* _Task objective_:
Write out every entry, unchanged. Skip any picture.

* _Records for the exercise_:
··········

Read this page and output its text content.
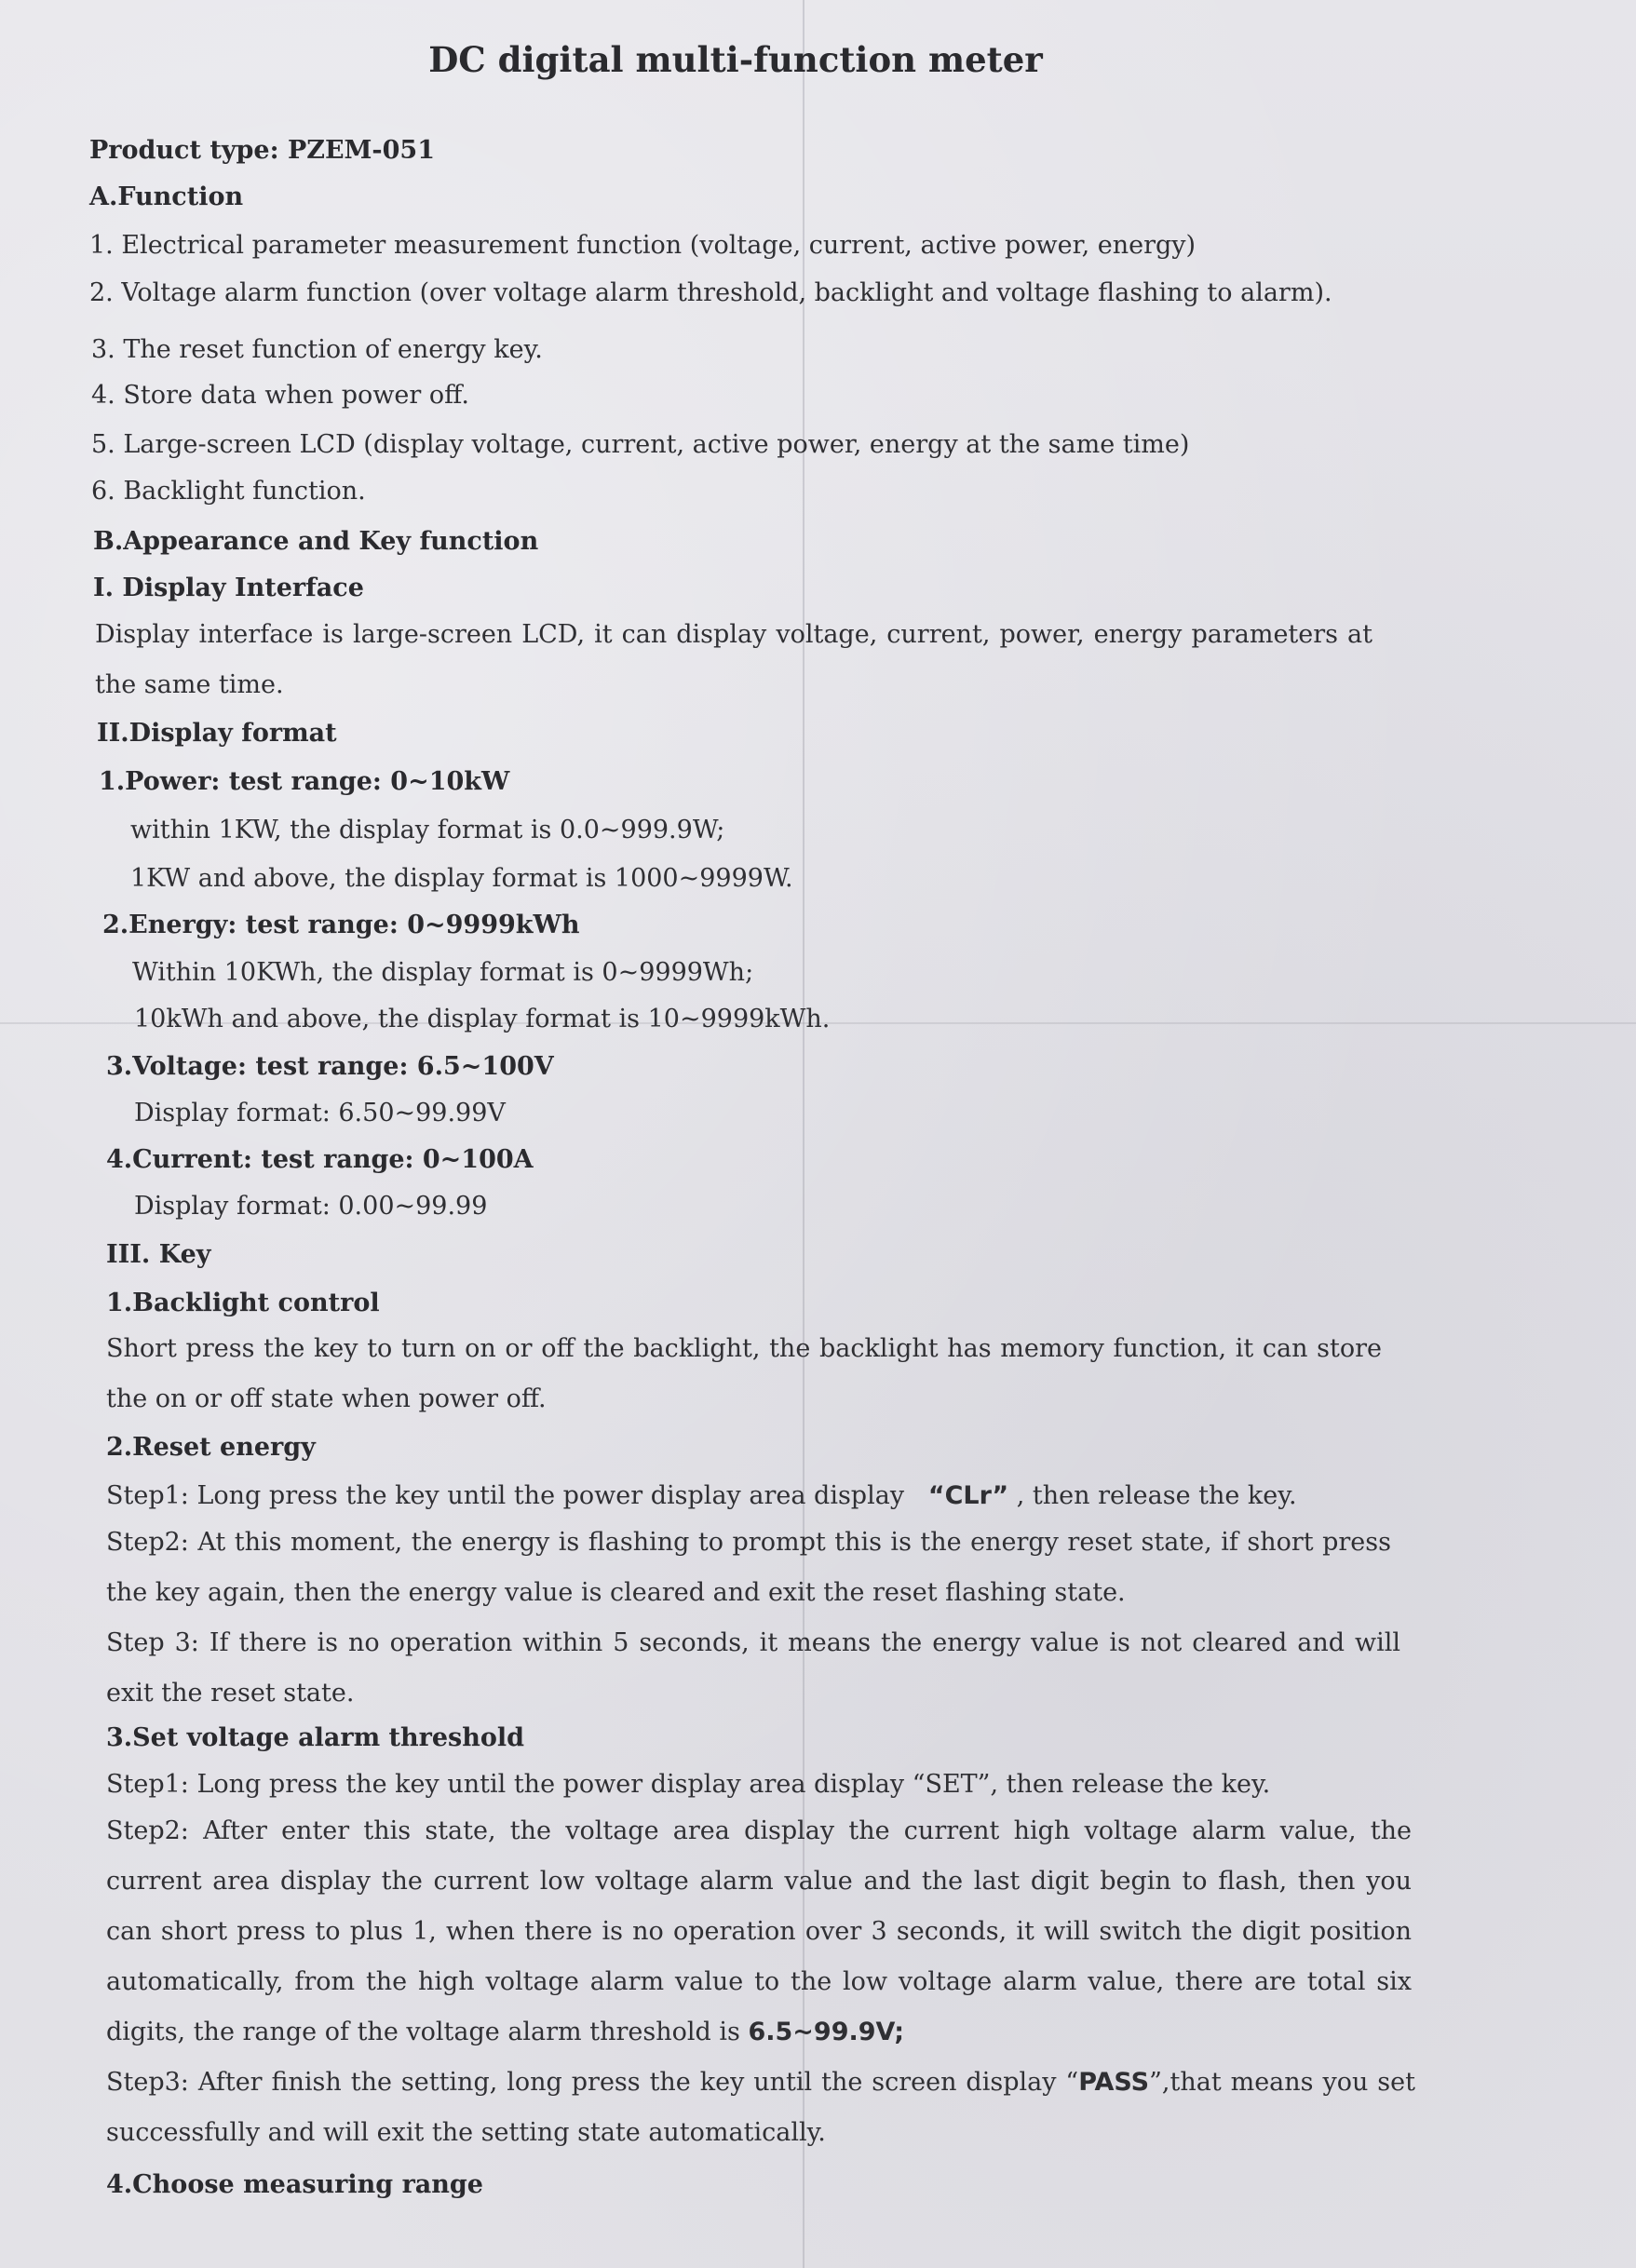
DC digital multi-function meter
Product type: PZEM-051
A.Function
1. Electrical parameter measurement function (voltage, current, active power, energy)
2. Voltage alarm function (over voltage alarm threshold, backlight and voltage flashing to alarm).
3. The reset function of energy key.
4. Store data when power off.
5. Large-screen LCD (display voltage, current, active power, energy at the same time)
6. Backlight function.
B.Appearance and Key function
I. Display Interface
Display interface is large-screen LCD, it can display voltage, current, power, energy parameters at the same time.
II.Display format
1.Power: test range: 0~10kW
within 1KW, the display format is 0.0~999.9W;
1KW and above, the display format is 1000~9999W.
2.Energy: test range: 0~9999kWh
Within 10KWh, the display format is 0~9999Wh;
10kWh and above, the display format is 10~9999kWh.
3.Voltage: test range: 6.5~100V
Display format: 6.50~99.99V
4.Current: test range: 0~100A
Display format: 0.00~99.99
III. Key
1.Backlight control
Short press the key to turn on or off the backlight, the backlight has memory function, it can store the on or off state when power off.
2.Reset energy
Step1: Long press the key until the power display area display “CLr” , then release the key.
Step2: At this moment, the energy is flashing to prompt this is the energy reset state, if short press the key again, then the energy value is cleared and exit the reset flashing state.
Step 3: If there is no operation within 5 seconds, it means the energy value is not cleared and will exit the reset state.
3.Set voltage alarm threshold
Step1: Long press the key until the power display area display “SET”, then release the key.
Step2: After enter this state, the voltage area display the current high voltage alarm value, the current area display the current low voltage alarm value and the last digit begin to flash, then you can short press to plus 1, when there is no operation over 3 seconds, it will switch the digit position automatically, from the high voltage alarm value to the low voltage alarm value, there are total six digits, the range of the voltage alarm threshold is 6.5~99.9V;
Step3: After finish the setting, long press the key until the screen display “PASS”,that means you set successfully and will exit the setting state automatically.
4.Choose measuring range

··········

* _Finished answer_:
Read this page and output its text content.
DC digital multi-function meter
Product type: PZEM-051
A.Function
1. Electrical parameter measurement function (voltage, current, active power, energy)
2. Voltage alarm function (over voltage alarm threshold, backlight and voltage flashing to alarm).
3. The reset function of energy key.
4. Store data when power off.
5. Large-screen LCD (display voltage, current, active power, energy at the same time)
6. Backlight function.
B.Appearance and Key function
I. Display Interface
Display interface is large-screen LCD, it can display voltage, current, power, energy parameters at the same time.
II.Display format
1.Power: test range: 0~10kW
within 1KW, the display format is 0.0~999.9W;
1KW and above, the display format is 1000~9999W.
2.Energy: test range: 0~9999kWh
Within 10KWh, the display format is 0~9999Wh;
10kWh and above, the display format is 10~9999kWh.
3.Voltage: test range: 6.5~100V
Display format: 6.50~99.99V
4.Current: test range: 0~100A
Display format: 0.00~99.99
III. Key
1.Backlight control
Short press the key to turn on or off the backlight, the backlight has memory function, it can store the on or off state when power off.
2.Reset energy
Step1: Long press the key until the power display area display “CLr” , then release the key.
Step2: At this moment, the energy is flashing to prompt this is the energy reset state, if short press the key again, then the energy value is cleared and exit the reset flashing state.
Step 3: If there is no operation within 5 seconds, it means the energy value is not cleared and will exit the reset state.
3.Set voltage alarm threshold
Step1: Long press the key until the power display area display “SET”, then release the key.
Step2: After enter this state, the voltage area display the current high voltage alarm value, the current area display the current low voltage alarm value and the last digit begin to flash, then you can short press to plus 1, when there is no operation over 3 seconds, it will switch the digit position automatically, from the high voltage alarm value to the low voltage alarm value, there are total six digits, the range of the voltage alarm threshold is 6.5~99.9V;
Step3: After finish the setting, long press the key until the screen display “PASS”,that means you set successfully and will exit the setting state automatically.
4.Choose measuring range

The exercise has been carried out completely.